►
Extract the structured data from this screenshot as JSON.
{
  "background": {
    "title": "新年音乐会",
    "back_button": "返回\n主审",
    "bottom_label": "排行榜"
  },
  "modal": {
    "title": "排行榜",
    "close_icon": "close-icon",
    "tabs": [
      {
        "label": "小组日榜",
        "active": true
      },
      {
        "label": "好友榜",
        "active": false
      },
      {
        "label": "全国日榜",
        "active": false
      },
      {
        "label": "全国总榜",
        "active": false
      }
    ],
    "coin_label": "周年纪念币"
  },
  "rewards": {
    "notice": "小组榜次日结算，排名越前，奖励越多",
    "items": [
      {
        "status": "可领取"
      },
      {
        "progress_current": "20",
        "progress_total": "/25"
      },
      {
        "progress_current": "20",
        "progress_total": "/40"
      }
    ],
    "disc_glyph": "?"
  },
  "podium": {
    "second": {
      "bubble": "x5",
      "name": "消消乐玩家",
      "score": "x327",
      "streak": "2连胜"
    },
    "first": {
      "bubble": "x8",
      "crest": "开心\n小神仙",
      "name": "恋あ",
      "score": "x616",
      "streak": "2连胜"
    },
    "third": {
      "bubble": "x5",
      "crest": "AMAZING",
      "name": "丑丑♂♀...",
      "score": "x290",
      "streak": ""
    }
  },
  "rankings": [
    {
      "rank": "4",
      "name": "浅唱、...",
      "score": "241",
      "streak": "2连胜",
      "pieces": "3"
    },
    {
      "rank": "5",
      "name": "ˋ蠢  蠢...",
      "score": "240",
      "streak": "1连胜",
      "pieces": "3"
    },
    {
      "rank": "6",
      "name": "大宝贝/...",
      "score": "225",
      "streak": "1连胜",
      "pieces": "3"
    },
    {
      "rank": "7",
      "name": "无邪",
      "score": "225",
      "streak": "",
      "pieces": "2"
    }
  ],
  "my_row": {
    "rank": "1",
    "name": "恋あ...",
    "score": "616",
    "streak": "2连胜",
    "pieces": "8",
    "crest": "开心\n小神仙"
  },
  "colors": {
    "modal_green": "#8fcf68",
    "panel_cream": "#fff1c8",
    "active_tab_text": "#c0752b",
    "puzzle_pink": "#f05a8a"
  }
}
◄
• [REQUEST] Reproduce all the data word for word.

• [TASK RESPONSE]
Extract the structured data from this screenshot as JSON.
{
  "background": {
    "title": "新年音乐会",
    "back_button": "返回\n主审",
    "bottom_label": "排行榜"
  },
  "modal": {
    "title": "排行榜",
    "close_icon": "close-icon",
    "tabs": [
      {
        "label": "小组日榜",
        "active": true
      },
      {
        "label": "好友榜",
        "active": false
      },
      {
        "label": "全国日榜",
        "active": false
      },
      {
        "label": "全国总榜",
        "active": false
      }
    ],
    "coin_label": "周年纪念币"
  },
  "rewards": {
    "notice": "小组榜次日结算，排名越前，奖励越多",
    "items": [
      {
        "status": "可领取"
      },
      {
        "progress_current": "20",
        "progress_total": "/25"
      },
      {
        "progress_current": "20",
        "progress_total": "/40"
      }
    ],
    "disc_glyph": "?"
  },
  "podium": {
    "second": {
      "bubble": "x5",
      "name": "消消乐玩家",
      "score": "x327",
      "streak": "2连胜"
    },
    "first": {
      "bubble": "x8",
      "crest": "开心\n小神仙",
      "name": "恋あ",
      "score": "x616",
      "streak": "2连胜"
    },
    "third": {
      "bubble": "x5",
      "crest": "AMAZING",
      "name": "丑丑♂♀...",
      "score": "x290",
      "streak": ""
    }
  },
  "rankings": [
    {
      "rank": "4",
      "name": "浅唱、...",
      "score": "241",
      "streak": "2连胜",
      "pieces": "3"
    },
    {
      "rank": "5",
      "name": "ˋ蠢  蠢...",
      "score": "240",
      "streak": "1连胜",
      "pieces": "3"
    },
    {
      "rank": "6",
      "name": "大宝贝/...",
      "score": "225",
      "streak": "1连胜",
      "pieces": "3"
    },
    {
      "rank": "7",
      "name": "无邪",
      "score": "225",
      "streak": "",
      "pieces": "2"
    }
  ],
  "my_row": {
    "rank": "1",
    "name": "恋あ...",
    "score": "616",
    "streak": "2连胜",
    "pieces": "8",
    "crest": "开心\n小神仙"
  },
  "colors": {
    "modal_green": "#8fcf68",
    "panel_cream": "#fff1c8",
    "active_tab_text": "#c0752b",
    "puzzle_pink": "#f05a8a"
  }
}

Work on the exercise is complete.